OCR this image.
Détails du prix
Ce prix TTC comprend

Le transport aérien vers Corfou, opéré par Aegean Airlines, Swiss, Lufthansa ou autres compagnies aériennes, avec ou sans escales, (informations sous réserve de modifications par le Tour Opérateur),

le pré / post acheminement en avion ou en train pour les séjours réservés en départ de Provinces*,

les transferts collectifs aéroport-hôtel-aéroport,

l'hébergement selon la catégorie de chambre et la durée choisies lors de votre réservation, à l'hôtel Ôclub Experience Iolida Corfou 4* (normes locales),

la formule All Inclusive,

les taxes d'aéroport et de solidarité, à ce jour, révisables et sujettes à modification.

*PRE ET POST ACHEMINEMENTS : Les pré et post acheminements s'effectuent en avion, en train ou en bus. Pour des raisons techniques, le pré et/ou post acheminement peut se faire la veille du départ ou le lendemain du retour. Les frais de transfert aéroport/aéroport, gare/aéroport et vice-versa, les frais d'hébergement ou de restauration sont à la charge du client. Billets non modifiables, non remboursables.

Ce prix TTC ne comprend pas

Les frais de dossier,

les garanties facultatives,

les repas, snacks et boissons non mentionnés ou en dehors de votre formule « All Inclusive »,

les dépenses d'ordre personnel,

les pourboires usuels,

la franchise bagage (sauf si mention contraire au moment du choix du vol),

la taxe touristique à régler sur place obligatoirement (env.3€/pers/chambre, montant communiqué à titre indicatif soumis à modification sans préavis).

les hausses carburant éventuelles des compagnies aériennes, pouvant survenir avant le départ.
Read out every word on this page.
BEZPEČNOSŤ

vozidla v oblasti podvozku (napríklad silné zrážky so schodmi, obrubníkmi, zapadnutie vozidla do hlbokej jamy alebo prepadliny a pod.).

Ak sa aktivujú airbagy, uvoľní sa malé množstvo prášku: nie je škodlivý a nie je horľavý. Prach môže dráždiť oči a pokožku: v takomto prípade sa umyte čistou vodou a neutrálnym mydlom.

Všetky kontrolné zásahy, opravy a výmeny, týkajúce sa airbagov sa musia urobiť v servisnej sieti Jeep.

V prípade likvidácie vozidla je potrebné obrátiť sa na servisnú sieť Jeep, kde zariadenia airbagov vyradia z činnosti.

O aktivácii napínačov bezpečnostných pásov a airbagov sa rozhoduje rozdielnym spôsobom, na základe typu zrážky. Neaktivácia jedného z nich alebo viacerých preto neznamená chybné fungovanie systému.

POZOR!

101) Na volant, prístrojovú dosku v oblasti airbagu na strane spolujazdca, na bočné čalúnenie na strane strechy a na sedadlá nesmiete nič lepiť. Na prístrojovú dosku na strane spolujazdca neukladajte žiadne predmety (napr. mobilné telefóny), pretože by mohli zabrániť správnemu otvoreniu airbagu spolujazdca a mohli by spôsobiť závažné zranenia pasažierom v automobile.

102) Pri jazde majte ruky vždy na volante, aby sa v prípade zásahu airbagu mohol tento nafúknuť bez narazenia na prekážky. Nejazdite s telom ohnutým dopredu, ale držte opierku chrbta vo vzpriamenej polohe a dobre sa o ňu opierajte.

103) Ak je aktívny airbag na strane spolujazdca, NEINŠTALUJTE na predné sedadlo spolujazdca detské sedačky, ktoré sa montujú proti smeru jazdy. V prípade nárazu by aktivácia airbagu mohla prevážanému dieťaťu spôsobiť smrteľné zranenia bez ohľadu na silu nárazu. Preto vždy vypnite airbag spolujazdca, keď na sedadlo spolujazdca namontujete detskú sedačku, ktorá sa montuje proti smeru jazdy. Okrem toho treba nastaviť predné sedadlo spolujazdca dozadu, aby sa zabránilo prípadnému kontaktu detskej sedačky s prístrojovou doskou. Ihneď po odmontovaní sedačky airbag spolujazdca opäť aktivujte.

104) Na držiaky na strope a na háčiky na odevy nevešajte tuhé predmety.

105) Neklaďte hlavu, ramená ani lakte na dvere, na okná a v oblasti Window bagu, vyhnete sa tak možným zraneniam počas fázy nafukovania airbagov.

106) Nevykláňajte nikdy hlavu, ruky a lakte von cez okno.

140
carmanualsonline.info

++++++++

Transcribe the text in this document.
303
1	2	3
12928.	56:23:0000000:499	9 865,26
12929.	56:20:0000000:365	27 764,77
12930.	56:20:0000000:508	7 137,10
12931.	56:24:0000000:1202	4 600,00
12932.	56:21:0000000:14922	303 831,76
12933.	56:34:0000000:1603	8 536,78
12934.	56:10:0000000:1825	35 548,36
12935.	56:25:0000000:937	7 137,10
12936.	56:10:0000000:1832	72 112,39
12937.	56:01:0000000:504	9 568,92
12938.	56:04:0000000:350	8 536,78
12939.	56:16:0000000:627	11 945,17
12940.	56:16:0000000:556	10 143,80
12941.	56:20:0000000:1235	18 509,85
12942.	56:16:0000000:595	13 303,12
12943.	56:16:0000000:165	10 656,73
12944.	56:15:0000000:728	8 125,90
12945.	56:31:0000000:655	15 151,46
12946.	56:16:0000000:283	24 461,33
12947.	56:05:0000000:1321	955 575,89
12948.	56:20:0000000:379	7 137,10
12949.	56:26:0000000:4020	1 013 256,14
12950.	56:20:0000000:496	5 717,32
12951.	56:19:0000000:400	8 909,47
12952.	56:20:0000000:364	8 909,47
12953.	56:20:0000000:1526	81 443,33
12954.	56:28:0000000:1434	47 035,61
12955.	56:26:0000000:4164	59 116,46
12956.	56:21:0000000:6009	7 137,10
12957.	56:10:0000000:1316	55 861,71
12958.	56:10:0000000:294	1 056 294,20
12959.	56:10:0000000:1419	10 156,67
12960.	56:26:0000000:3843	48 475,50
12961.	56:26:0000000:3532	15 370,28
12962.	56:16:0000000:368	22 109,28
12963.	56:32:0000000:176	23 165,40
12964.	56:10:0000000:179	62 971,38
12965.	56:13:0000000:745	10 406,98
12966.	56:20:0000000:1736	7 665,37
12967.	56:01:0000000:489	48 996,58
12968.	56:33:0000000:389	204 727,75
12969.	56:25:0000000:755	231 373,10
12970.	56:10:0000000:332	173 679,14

++++++++

WRITTEN TASK — Extract every line of the records above that contains the word "ruky".

RESPONSE TO THIS EXERCISE —
102) Pri jazde majte ruky vždy na volante, aby sa v prípade zásahu airbagu mohol tento nafúknuť bez narazenia na prekážky. Nejazdite s telom ohnutým dopredu, ale držte opierku chrbta vo vzpriamenej polohe a dobre sa o ňu opierajte.
106) Nevykláňajte nikdy hlavu, ruky a lakte von cez okno.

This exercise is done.